> **Your task**
Retype each record shown below, leaving every character as it is.

Data items
^^^^^^^^^^^^^^^^

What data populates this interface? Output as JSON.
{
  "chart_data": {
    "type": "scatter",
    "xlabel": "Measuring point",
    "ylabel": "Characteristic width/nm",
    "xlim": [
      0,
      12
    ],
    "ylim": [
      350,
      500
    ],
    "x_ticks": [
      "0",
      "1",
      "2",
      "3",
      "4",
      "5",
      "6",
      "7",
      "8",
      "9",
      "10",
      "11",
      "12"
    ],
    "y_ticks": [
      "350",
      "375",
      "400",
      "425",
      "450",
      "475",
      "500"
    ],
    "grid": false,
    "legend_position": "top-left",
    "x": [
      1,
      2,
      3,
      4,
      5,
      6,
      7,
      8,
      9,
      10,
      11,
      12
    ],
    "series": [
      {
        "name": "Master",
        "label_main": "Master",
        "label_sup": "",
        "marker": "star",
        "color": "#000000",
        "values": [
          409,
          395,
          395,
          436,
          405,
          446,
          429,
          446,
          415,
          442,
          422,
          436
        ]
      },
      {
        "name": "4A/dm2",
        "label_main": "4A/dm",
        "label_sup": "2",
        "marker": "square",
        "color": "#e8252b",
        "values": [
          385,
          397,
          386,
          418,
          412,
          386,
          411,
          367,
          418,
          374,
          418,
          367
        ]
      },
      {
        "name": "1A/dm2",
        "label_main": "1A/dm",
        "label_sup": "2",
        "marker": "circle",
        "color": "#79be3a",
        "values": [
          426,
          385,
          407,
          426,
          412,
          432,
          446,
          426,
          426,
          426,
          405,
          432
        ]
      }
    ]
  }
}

^^^^^^^^^^^^^^^^

> **Exercise answer**
What data populates this interface? Output as JSON.
{
  "chart_data": {
    "type": "scatter",
    "xlabel": "Measuring point",
    "ylabel": "Characteristic width/nm",
    "xlim": [
      0,
      12
    ],
    "ylim": [
      350,
      500
    ],
    "x_ticks": [
      "0",
      "1",
      "2",
      "3",
      "4",
      "5",
      "6",
      "7",
      "8",
      "9",
      "10",
      "11",
      "12"
    ],
    "y_ticks": [
      "350",
      "375",
      "400",
      "425",
      "450",
      "475",
      "500"
    ],
    "grid": false,
    "legend_position": "top-left",
    "x": [
      1,
      2,
      3,
      4,
      5,
      6,
      7,
      8,
      9,
      10,
      11,
      12
    ],
    "series": [
      {
        "name": "Master",
        "label_main": "Master",
        "label_sup": "",
        "marker": "star",
        "color": "#000000",
        "values": [
          409,
          395,
          395,
          436,
          405,
          446,
          429,
          446,
          415,
          442,
          422,
          436
        ]
      },
      {
        "name": "4A/dm2",
        "label_main": "4A/dm",
        "label_sup": "2",
        "marker": "square",
        "color": "#e8252b",
        "values": [
          385,
          397,
          386,
          418,
          412,
          386,
          411,
          367,
          418,
          374,
          418,
          367
        ]
      },
      {
        "name": "1A/dm2",
        "label_main": "1A/dm",
        "label_sup": "2",
        "marker": "circle",
        "color": "#79be3a",
        "values": [
          426,
          385,
          407,
          426,
          412,
          432,
          446,
          426,
          426,
          426,
          405,
          432
        ]
      }
    ]
  }
}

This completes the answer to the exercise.